§ AIM OF THE TASK
Pick out the lines below with "this" and list them.

§ MATERIALS PROVIDED
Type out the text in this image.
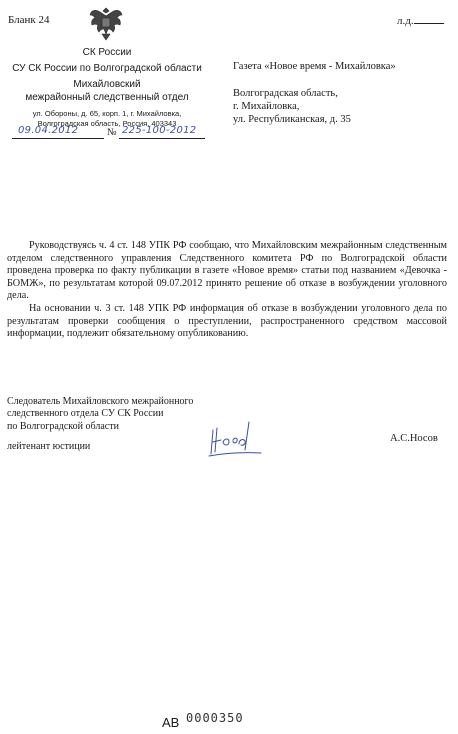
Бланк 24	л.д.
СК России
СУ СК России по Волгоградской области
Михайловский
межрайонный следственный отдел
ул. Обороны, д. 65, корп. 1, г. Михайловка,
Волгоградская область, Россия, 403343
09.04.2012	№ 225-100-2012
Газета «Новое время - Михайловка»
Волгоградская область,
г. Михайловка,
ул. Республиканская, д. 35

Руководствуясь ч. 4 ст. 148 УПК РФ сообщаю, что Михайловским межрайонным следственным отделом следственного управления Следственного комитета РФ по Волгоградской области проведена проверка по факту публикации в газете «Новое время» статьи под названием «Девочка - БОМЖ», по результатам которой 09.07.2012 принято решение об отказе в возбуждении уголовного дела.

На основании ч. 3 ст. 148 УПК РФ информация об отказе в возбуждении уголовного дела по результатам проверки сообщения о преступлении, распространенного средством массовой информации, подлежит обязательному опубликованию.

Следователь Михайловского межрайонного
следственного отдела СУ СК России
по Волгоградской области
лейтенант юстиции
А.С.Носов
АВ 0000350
* * *
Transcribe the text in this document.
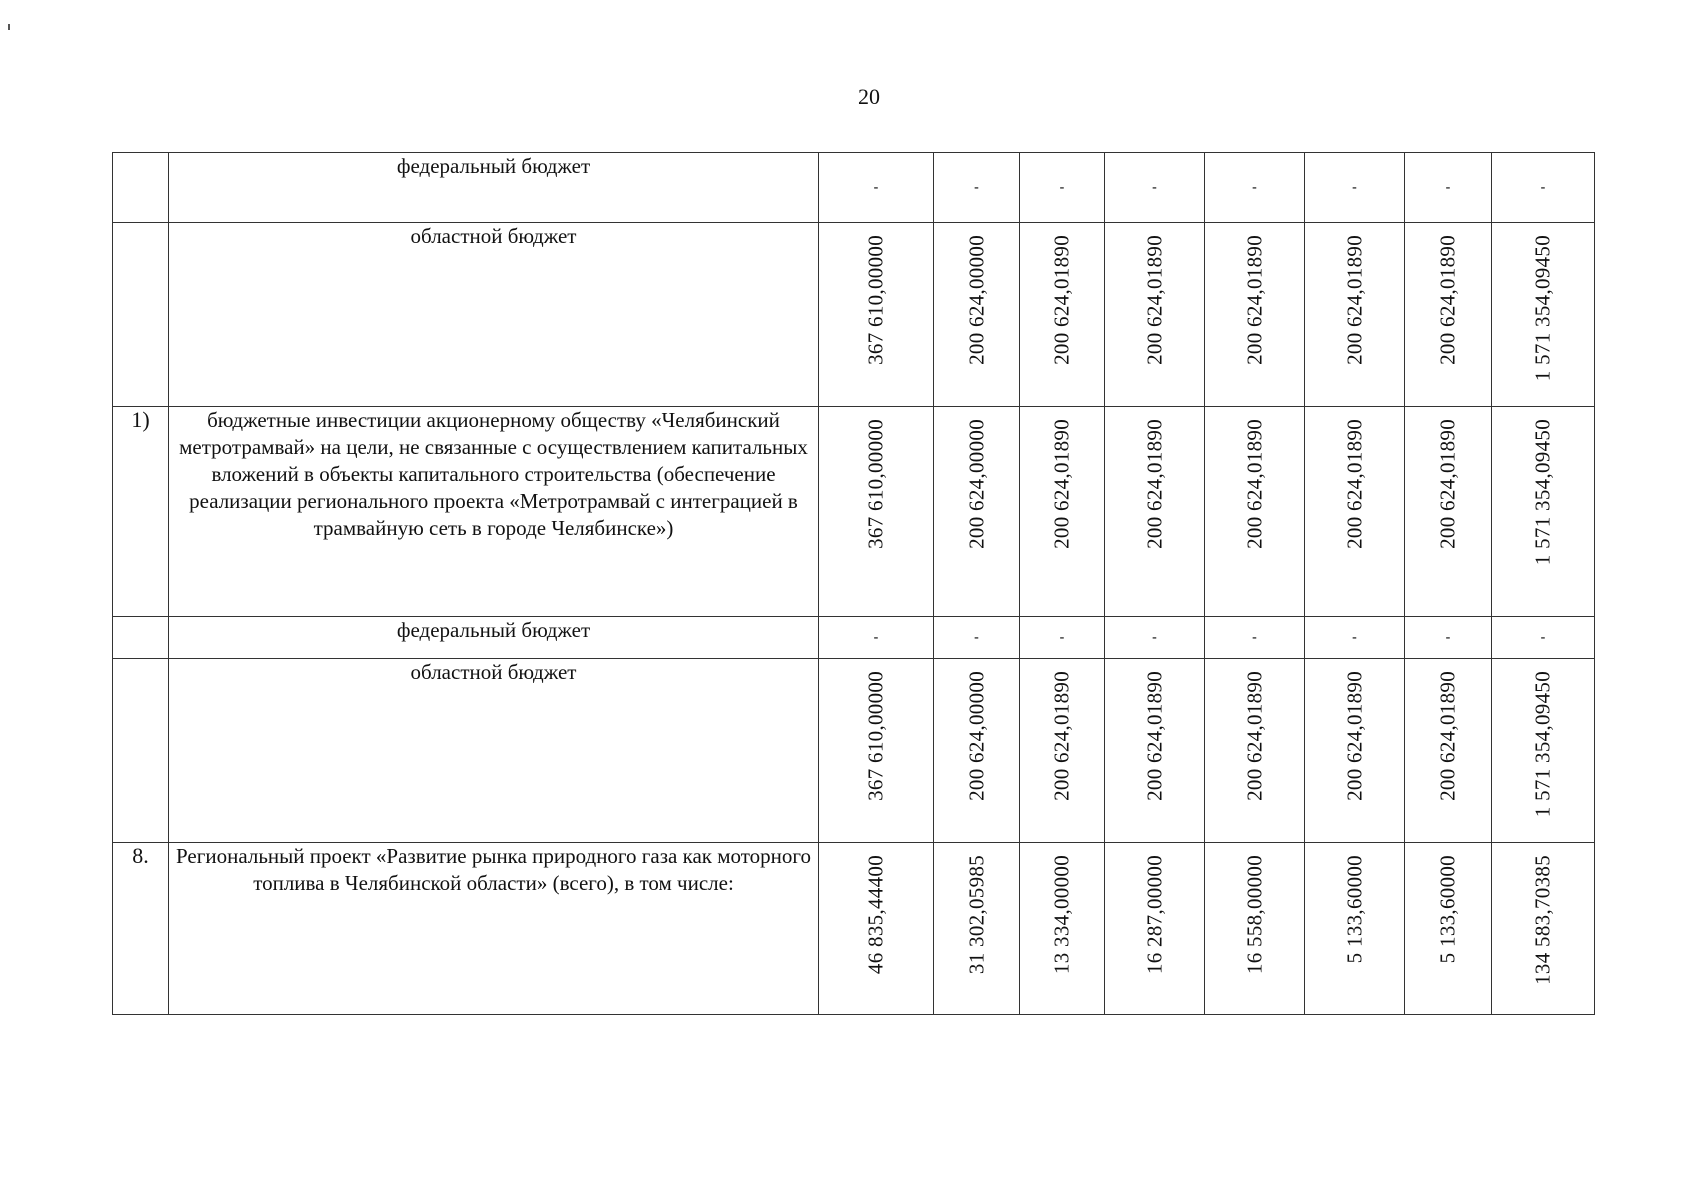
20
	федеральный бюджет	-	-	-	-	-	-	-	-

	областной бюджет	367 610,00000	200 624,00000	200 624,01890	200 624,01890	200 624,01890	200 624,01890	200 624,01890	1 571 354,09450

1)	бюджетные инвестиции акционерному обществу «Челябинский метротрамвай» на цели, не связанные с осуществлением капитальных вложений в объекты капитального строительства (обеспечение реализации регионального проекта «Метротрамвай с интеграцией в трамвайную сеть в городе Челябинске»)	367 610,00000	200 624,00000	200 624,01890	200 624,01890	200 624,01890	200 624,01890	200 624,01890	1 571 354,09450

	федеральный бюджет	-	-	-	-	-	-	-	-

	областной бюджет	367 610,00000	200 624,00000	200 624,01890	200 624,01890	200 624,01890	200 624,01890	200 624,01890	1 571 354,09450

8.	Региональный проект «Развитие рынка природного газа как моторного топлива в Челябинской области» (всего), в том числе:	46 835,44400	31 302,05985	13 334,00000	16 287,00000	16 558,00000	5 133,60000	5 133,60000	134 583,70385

§ THE RESPONSE
Type out the text in this image.
Transcribe the text in this document.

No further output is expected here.